● **Recorded information**:
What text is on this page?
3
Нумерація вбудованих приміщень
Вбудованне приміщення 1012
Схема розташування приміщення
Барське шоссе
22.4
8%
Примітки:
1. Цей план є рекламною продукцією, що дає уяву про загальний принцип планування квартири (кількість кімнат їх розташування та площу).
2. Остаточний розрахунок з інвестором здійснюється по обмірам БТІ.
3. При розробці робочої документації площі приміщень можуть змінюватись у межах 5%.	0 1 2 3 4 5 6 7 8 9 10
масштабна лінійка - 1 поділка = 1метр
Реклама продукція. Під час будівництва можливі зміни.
* * *
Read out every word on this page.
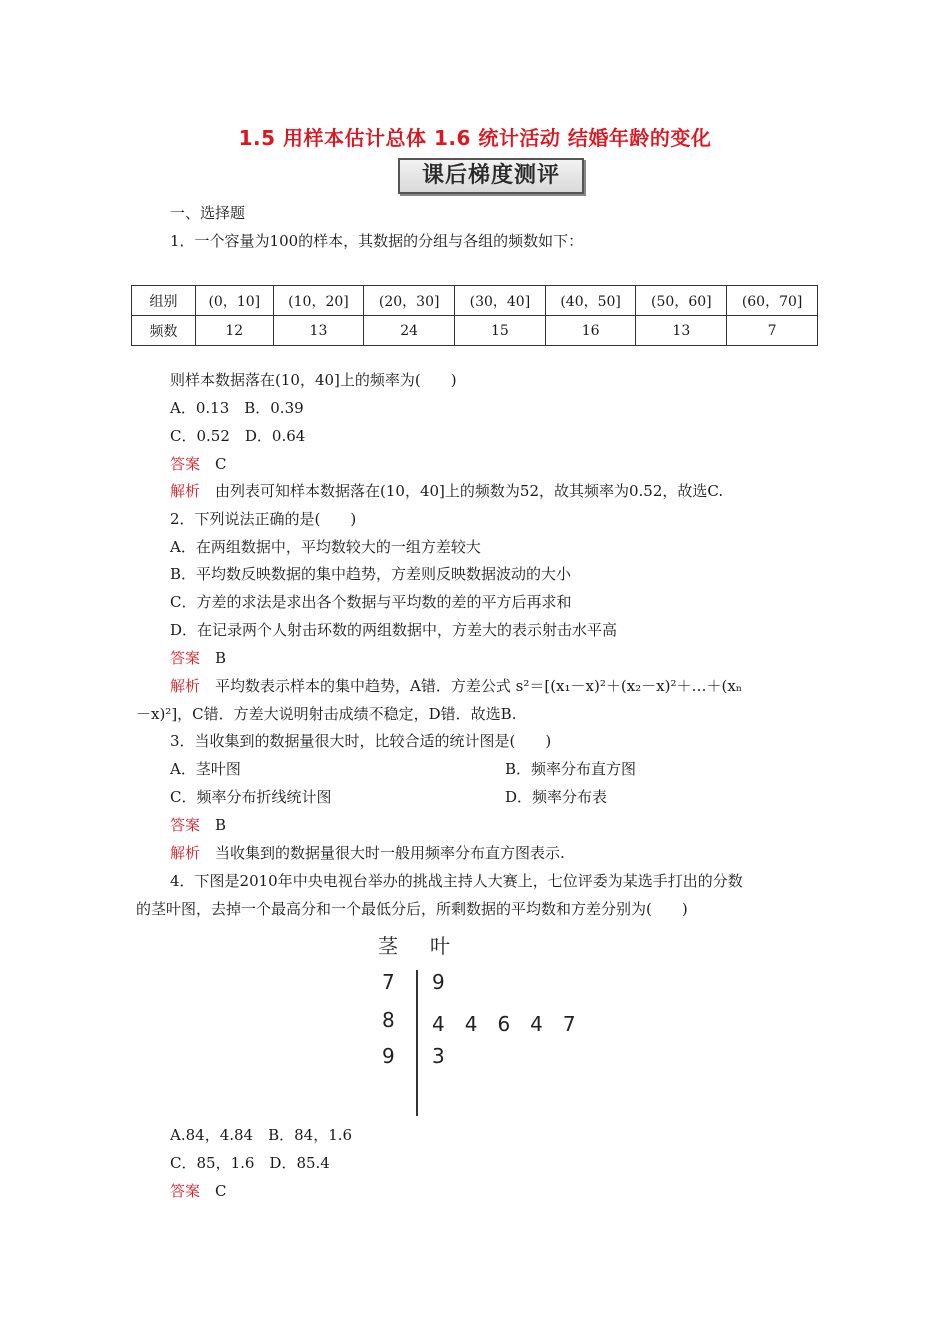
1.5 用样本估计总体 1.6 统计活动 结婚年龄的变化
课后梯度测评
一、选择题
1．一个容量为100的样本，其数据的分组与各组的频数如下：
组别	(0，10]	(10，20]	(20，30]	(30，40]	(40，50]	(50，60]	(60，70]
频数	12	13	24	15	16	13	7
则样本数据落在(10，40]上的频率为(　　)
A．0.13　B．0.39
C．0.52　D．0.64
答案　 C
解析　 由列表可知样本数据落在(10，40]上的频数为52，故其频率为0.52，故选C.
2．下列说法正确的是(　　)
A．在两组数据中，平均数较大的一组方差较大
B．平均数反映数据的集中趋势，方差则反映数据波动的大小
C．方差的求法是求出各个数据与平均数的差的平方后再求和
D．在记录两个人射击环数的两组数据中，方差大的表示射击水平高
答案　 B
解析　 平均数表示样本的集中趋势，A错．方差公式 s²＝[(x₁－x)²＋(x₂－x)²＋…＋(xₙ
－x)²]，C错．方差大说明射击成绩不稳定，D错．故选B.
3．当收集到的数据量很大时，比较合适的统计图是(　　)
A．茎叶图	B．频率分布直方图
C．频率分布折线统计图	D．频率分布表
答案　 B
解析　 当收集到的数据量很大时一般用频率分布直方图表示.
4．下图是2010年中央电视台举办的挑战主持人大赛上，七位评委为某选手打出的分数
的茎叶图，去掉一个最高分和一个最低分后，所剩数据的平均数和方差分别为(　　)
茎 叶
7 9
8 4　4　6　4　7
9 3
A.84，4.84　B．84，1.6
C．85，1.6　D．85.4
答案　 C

● **Your task**: Copy down every line of the material above that includes the string "this".

● **Answer to the problem**:
What text is on this page?
Read out every word on this page.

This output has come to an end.